To do » Quote every line below exactly and skip any picture.

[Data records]
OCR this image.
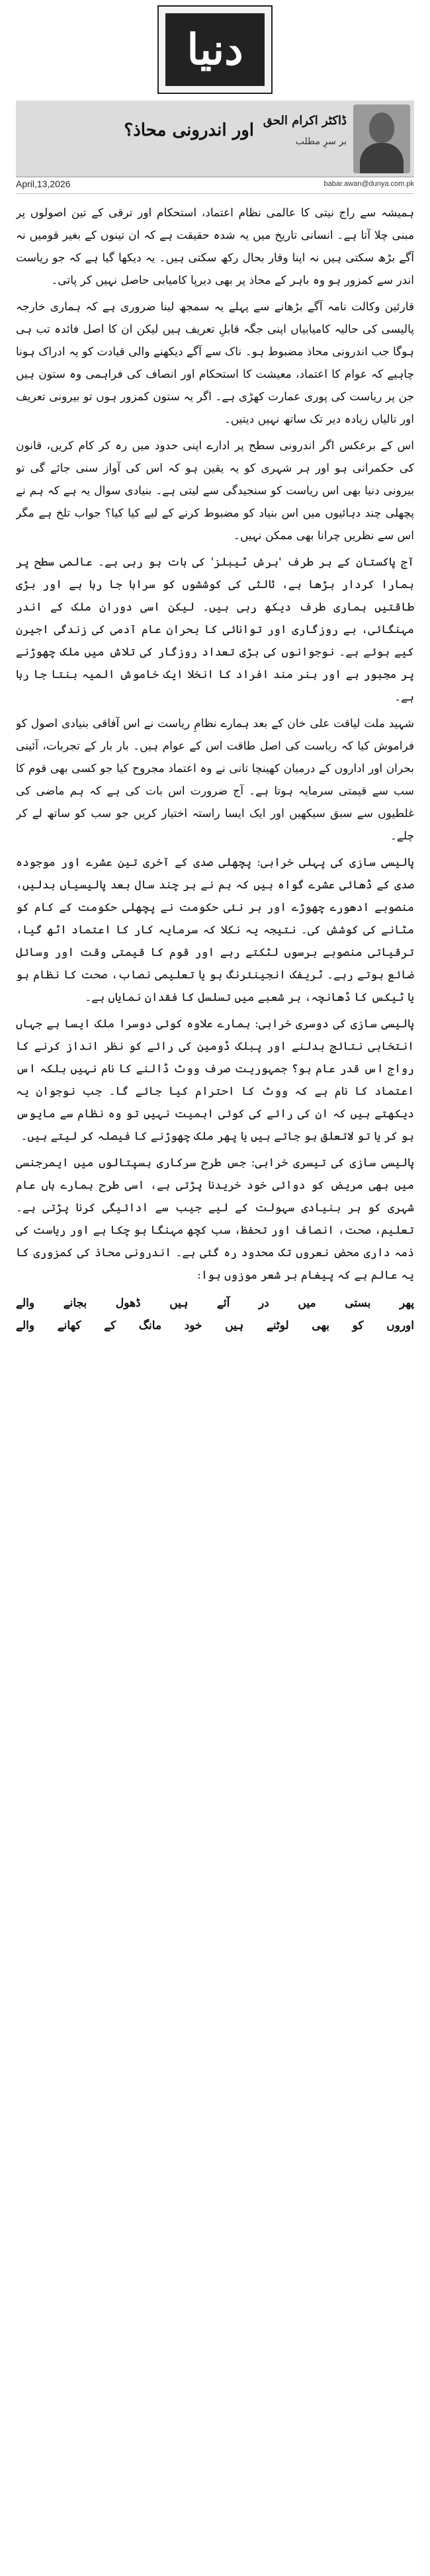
دنیا
اور اندرونی محاذ؟ ڈاکٹر اکرام الحق
بر سرِ مطلب
April,13,2026	babar.awan@dunya.com.pk

ہمیشہ سے راج نیتی کا عالمی نظام اعتماد، استحکام اور ترقی کے تین اصولوں پر مبنی چلا آتا ہے۔ انسانی تاریخ میں یہ شدہ حقیقت ہے کہ ان تینوں کے بغیر قومیں نہ آگے بڑھ سکتی ہیں نہ اپنا وقار بحال رکھ سکتی ہیں۔ یہ دیکھا گیا ہے کہ جو ریاست اندر سے کمزور ہو وہ باہر کے محاذ پر بھی دیرپا کامیابی حاصل نہیں کر پاتی۔

قارئین وکالت نامہ آگے بڑھانے سے پہلے یہ سمجھ لینا ضروری ہے کہ ہماری خارجہ پالیسی کی حالیہ کامیابیاں اپنی جگہ قابلِ تعریف ہیں لیکن ان کا اصل فائدہ تب ہی ہوگا جب اندرونی محاذ مضبوط ہو۔ ناک سے آگے دیکھنے والی قیادت کو یہ ادراک ہونا چاہیے کہ عوام کا اعتماد، معیشت کا استحکام اور انصاف کی فراہمی وہ ستون ہیں جن پر ریاست کی پوری عمارت کھڑی ہے۔ اگر یہ ستون کمزور ہوں تو بیرونی تعریف اور تالیاں زیادہ دیر تک ساتھ نہیں دیتیں۔

اس کے برعکس اگر اندرونی سطح پر ادارے اپنی حدود میں رہ کر کام کریں، قانون کی حکمرانی ہو اور ہر شہری کو یہ یقین ہو کہ اس کی آواز سنی جائے گی تو بیرونی دنیا بھی اس ریاست کو سنجیدگی سے لیتی ہے۔ بنیادی سوال یہ ہے کہ ہم نے پچھلی چند دہائیوں میں اس بنیاد کو مضبوط کرنے کے لیے کیا کیا؟ جواب تلخ ہے مگر اس سے نظریں چرانا بھی ممکن نہیں۔

آج پاکستان کے ہر طرف 'ہرش ٹیبلز' کی بات ہو رہی ہے۔ عالمی سطح پر ہمارا کردار بڑھا ہے، ثالثی کی کوششوں کو سراہا جا رہا ہے اور بڑی طاقتیں ہماری طرف دیکھ رہی ہیں۔ لیکن اسی دوران ملک کے اندر مہنگائی، بے روزگاری اور توانائی کا بحران عام آدمی کی زندگی اجیرن کیے ہوئے ہے۔ نوجوانوں کی بڑی تعداد روزگار کی تلاش میں ملک چھوڑنے پر مجبور ہے اور ہنر مند افراد کا انخلا ایک خاموش المیہ بنتا جا رہا ہے۔

شہید ملت لیاقت علی خان کے بعد ہمارے نظامِ ریاست نے اس آفاقی بنیادی اصول کو فراموش کیا کہ ریاست کی اصل طاقت اس کے عوام ہیں۔ بار بار کے تجربات، آئینی بحران اور اداروں کے درمیان کھینچا تانی نے وہ اعتماد مجروح کیا جو کسی بھی قوم کا سب سے قیمتی سرمایہ ہوتا ہے۔ آج ضرورت اس بات کی ہے کہ ہم ماضی کی غلطیوں سے سبق سیکھیں اور ایک ایسا راستہ اختیار کریں جو سب کو ساتھ لے کر چلے۔

پالیسی سازی کی پہلی خرابی: پچھلی صدی کے آخری تین عشرے اور موجودہ صدی کے ڈھائی عشرے گواہ ہیں کہ ہم نے ہر چند سال بعد پالیسیاں بدلیں، منصوبے ادھورے چھوڑے اور ہر نئی حکومت نے پچھلی حکومت کے کام کو مٹانے کی کوشش کی۔ نتیجہ یہ نکلا کہ سرمایہ کار کا اعتماد اٹھ گیا، ترقیاتی منصوبے برسوں لٹکتے رہے اور قوم کا قیمتی وقت اور وسائل ضائع ہوتے رہے۔ ٹریفک انجینئرنگ ہو یا تعلیمی نصاب، صحت کا نظام ہو یا ٹیکس کا ڈھانچہ، ہر شعبے میں تسلسل کا فقدان نمایاں ہے۔

پالیسی سازی کی دوسری خرابی: ہمارے علاوہ کوئی دوسرا ملک ایسا ہے جہاں انتخابی نتائج بدلنے اور پبلک ڈومین کی رائے کو نظر انداز کرنے کا رواج اس قدر عام ہو؟ جمہوریت صرف ووٹ ڈالنے کا نام نہیں بلکہ اس اعتماد کا نام ہے کہ ووٹ کا احترام کیا جائے گا۔ جب نوجوان یہ دیکھتے ہیں کہ ان کی رائے کی کوئی اہمیت نہیں تو وہ نظام سے مایوس ہو کر یا تو لاتعلق ہو جاتے ہیں یا پھر ملک چھوڑنے کا فیصلہ کر لیتے ہیں۔

پالیسی سازی کی تیسری خرابی: جس طرح سرکاری ہسپتالوں میں ایمرجنسی میں بھی مریض کو دوائی خود خریدنا پڑتی ہے، اسی طرح ہمارے ہاں عام شہری کو ہر بنیادی سہولت کے لیے جیب سے ادائیگی کرنا پڑتی ہے۔ تعلیم، صحت، انصاف اور تحفظ، سب کچھ مہنگا ہو چکا ہے اور ریاست کی ذمہ داری محض نعروں تک محدود رہ گئی ہے۔ اندرونی محاذ کی کمزوری کا یہ عالم ہے کہ پیغام بر شعر موزوں ہوا:

پھر بستی میں در آئے ہیں ڈھول بجانے والے
اوروں کو بھی لوٹنے ہیں خود مانگ کے کھانے والے
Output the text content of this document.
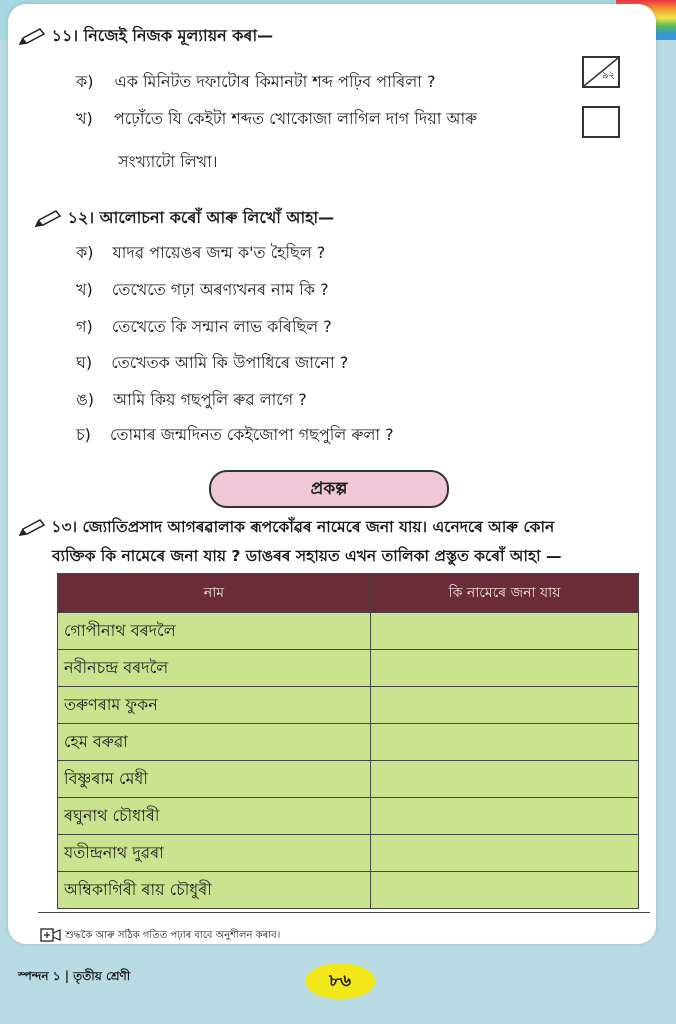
১১। নিজেই নিজক মূল্যায়ন কৰা—
ক) এক মিনিটত দফাটোৰ কিমানটা শব্দ পঢ়িব পাৰিলা ?	৯২
খ) পঢ়োঁতে যি কেইটা শব্দত খোকোজা লাগিল দাগ দিয়া আৰু
সংখ্যাটো লিখা।
১২। আলোচনা কৰোঁ আৰু লিখোঁ আহা—
ক) যাদৱ পায়েঙৰ জন্ম ক'ত হৈছিল ?
খ) তেখেতে গঢ়া অৰণ্যখনৰ নাম কি ?
গ) তেখেতে কি সন্মান লাভ কৰিছিল ?
ঘ) তেখেতক আমি কি উপাধিৰে জানো ?
ঙ) আমি কিয় গছপুলি ৰুৱ লাগে ?
চ) তোমাৰ জন্মদিনত কেইজোপা গছপুলি ৰুলা ?
প্ৰকল্প
১৩। জ্যোতিপ্ৰসাদ আগৰৱালাক ৰূপকোঁৱৰ নামেৰে জনা যায়। এনেদৰে আৰু কোন
ব্যক্তিক কি নামেৰে জনা যায় ? ডাঙৰৰ সহায়ত এখন তালিকা প্ৰস্তুত কৰোঁ আহা —
নাম	কি নামেৰে জনা যায়
গোপীনাথ বৰদলৈ	
নবীনচন্দ্ৰ বৰদলৈ	
তৰুণৰাম ফুকন	
হেম বৰুৱা	
বিষ্ণুৰাম মেধী	
ৰঘুনাথ চৌধাৰী	
যতীন্দ্ৰনাথ দুৱৰা	
অম্বিকাগিৰী ৰায় চৌধুৰী	
শুদ্ধকৈ আৰু সঠিক গতিত পঢ়াৰ বাবে অনুশীলন কৰাব।
স্পন্দন ১ | তৃতীয় শ্ৰেণী	৮৬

Output »
OCR this image.
دنیا
اور اندرونی محاذ؟ ڈاکٹر اکرام الحق
بر سرِ مطلب
April,13,2026	babar.awan@dunya.com.pk

ہمیشہ سے راج نیتی کا عالمی نظام اعتماد، استحکام اور ترقی کے تین اصولوں پر مبنی چلا آتا ہے۔ انسانی تاریخ میں یہ شدہ حقیقت ہے کہ ان تینوں کے بغیر قومیں نہ آگے بڑھ سکتی ہیں نہ اپنا وقار بحال رکھ سکتی ہیں۔ یہ دیکھا گیا ہے کہ جو ریاست اندر سے کمزور ہو وہ باہر کے محاذ پر بھی دیرپا کامیابی حاصل نہیں کر پاتی۔

قارئین وکالت نامہ آگے بڑھانے سے پہلے یہ سمجھ لینا ضروری ہے کہ ہماری خارجہ پالیسی کی حالیہ کامیابیاں اپنی جگہ قابلِ تعریف ہیں لیکن ان کا اصل فائدہ تب ہی ہوگا جب اندرونی محاذ مضبوط ہو۔ ناک سے آگے دیکھنے والی قیادت کو یہ ادراک ہونا چاہیے کہ عوام کا اعتماد، معیشت کا استحکام اور انصاف کی فراہمی وہ ستون ہیں جن پر ریاست کی پوری عمارت کھڑی ہے۔ اگر یہ ستون کمزور ہوں تو بیرونی تعریف اور تالیاں زیادہ دیر تک ساتھ نہیں دیتیں۔

اس کے برعکس اگر اندرونی سطح پر ادارے اپنی حدود میں رہ کر کام کریں، قانون کی حکمرانی ہو اور ہر شہری کو یہ یقین ہو کہ اس کی آواز سنی جائے گی تو بیرونی دنیا بھی اس ریاست کو سنجیدگی سے لیتی ہے۔ بنیادی سوال یہ ہے کہ ہم نے پچھلی چند دہائیوں میں اس بنیاد کو مضبوط کرنے کے لیے کیا کیا؟ جواب تلخ ہے مگر اس سے نظریں چرانا بھی ممکن نہیں۔

آج پاکستان کے ہر طرف 'ہرش ٹیبلز' کی بات ہو رہی ہے۔ عالمی سطح پر ہمارا کردار بڑھا ہے، ثالثی کی کوششوں کو سراہا جا رہا ہے اور بڑی طاقتیں ہماری طرف دیکھ رہی ہیں۔ لیکن اسی دوران ملک کے اندر مہنگائی، بے روزگاری اور توانائی کا بحران عام آدمی کی زندگی اجیرن کیے ہوئے ہے۔ نوجوانوں کی بڑی تعداد روزگار کی تلاش میں ملک چھوڑنے پر مجبور ہے اور ہنر مند افراد کا انخلا ایک خاموش المیہ بنتا جا رہا ہے۔

شہید ملت لیاقت علی خان کے بعد ہمارے نظامِ ریاست نے اس آفاقی بنیادی اصول کو فراموش کیا کہ ریاست کی اصل طاقت اس کے عوام ہیں۔ بار بار کے تجربات، آئینی بحران اور اداروں کے درمیان کھینچا تانی نے وہ اعتماد مجروح کیا جو کسی بھی قوم کا سب سے قیمتی سرمایہ ہوتا ہے۔ آج ضرورت اس بات کی ہے کہ ہم ماضی کی غلطیوں سے سبق سیکھیں اور ایک ایسا راستہ اختیار کریں جو سب کو ساتھ لے کر چلے۔

پالیسی سازی کی پہلی خرابی: پچھلی صدی کے آخری تین عشرے اور موجودہ صدی کے ڈھائی عشرے گواہ ہیں کہ ہم نے ہر چند سال بعد پالیسیاں بدلیں، منصوبے ادھورے چھوڑے اور ہر نئی حکومت نے پچھلی حکومت کے کام کو مٹانے کی کوشش کی۔ نتیجہ یہ نکلا کہ سرمایہ کار کا اعتماد اٹھ گیا، ترقیاتی منصوبے برسوں لٹکتے رہے اور قوم کا قیمتی وقت اور وسائل ضائع ہوتے رہے۔ ٹریفک انجینئرنگ ہو یا تعلیمی نصاب، صحت کا نظام ہو یا ٹیکس کا ڈھانچہ، ہر شعبے میں تسلسل کا فقدان نمایاں ہے۔

پالیسی سازی کی دوسری خرابی: ہمارے علاوہ کوئی دوسرا ملک ایسا ہے جہاں انتخابی نتائج بدلنے اور پبلک ڈومین کی رائے کو نظر انداز کرنے کا رواج اس قدر عام ہو؟ جمہوریت صرف ووٹ ڈالنے کا نام نہیں بلکہ اس اعتماد کا نام ہے کہ ووٹ کا احترام کیا جائے گا۔ جب نوجوان یہ دیکھتے ہیں کہ ان کی رائے کی کوئی اہمیت نہیں تو وہ نظام سے مایوس ہو کر یا تو لاتعلق ہو جاتے ہیں یا پھر ملک چھوڑنے کا فیصلہ کر لیتے ہیں۔

پالیسی سازی کی تیسری خرابی: جس طرح سرکاری ہسپتالوں میں ایمرجنسی میں بھی مریض کو دوائی خود خریدنا پڑتی ہے، اسی طرح ہمارے ہاں عام شہری کو ہر بنیادی سہولت کے لیے جیب سے ادائیگی کرنا پڑتی ہے۔ تعلیم، صحت، انصاف اور تحفظ، سب کچھ مہنگا ہو چکا ہے اور ریاست کی ذمہ داری محض نعروں تک محدود رہ گئی ہے۔ اندرونی محاذ کی کمزوری کا یہ عالم ہے کہ پیغام بر شعر موزوں ہوا:

پھر بستی میں در آئے ہیں ڈھول بجانے والے
اوروں کو بھی لوٹنے ہیں خود مانگ کے کھانے والے
Output the text content of this document.
১১। নিজেই নিজক মূল্যায়ন কৰা—
ক) এক মিনিটত দফাটোৰ কিমানটা শব্দ পঢ়িব পাৰিলা ?	৯২
খ) পঢ়োঁতে যি কেইটা শব্দত খোকোজা লাগিল দাগ দিয়া আৰু
সংখ্যাটো লিখা।
১২। আলোচনা কৰোঁ আৰু লিখোঁ আহা—
ক) যাদৱ পায়েঙৰ জন্ম ক'ত হৈছিল ?
খ) তেখেতে গঢ়া অৰণ্যখনৰ নাম কি ?
গ) তেখেতে কি সন্মান লাভ কৰিছিল ?
ঘ) তেখেতক আমি কি উপাধিৰে জানো ?
ঙ) আমি কিয় গছপুলি ৰুৱ লাগে ?
চ) তোমাৰ জন্মদিনত কেইজোপা গছপুলি ৰুলা ?
প্ৰকল্প
১৩। জ্যোতিপ্ৰসাদ আগৰৱালাক ৰূপকোঁৱৰ নামেৰে জনা যায়। এনেদৰে আৰু কোন
ব্যক্তিক কি নামেৰে জনা যায় ? ডাঙৰৰ সহায়ত এখন তালিকা প্ৰস্তুত কৰোঁ আহা —
নাম	কি নামেৰে জনা যায়
গোপীনাথ বৰদলৈ	
নবীনচন্দ্ৰ বৰদলৈ	
তৰুণৰাম ফুকন	
হেম বৰুৱা	
বিষ্ণুৰাম মেধী	
ৰঘুনাথ চৌধাৰী	
যতীন্দ্ৰনাথ দুৱৰা	
অম্বিকাগিৰী ৰায় চৌধুৰী	
শুদ্ধকৈ আৰু সঠিক গতিত পঢ়াৰ বাবে অনুশীলন কৰাব।
স্পন্দন ১ | তৃতীয় শ্ৰেণী	৮৬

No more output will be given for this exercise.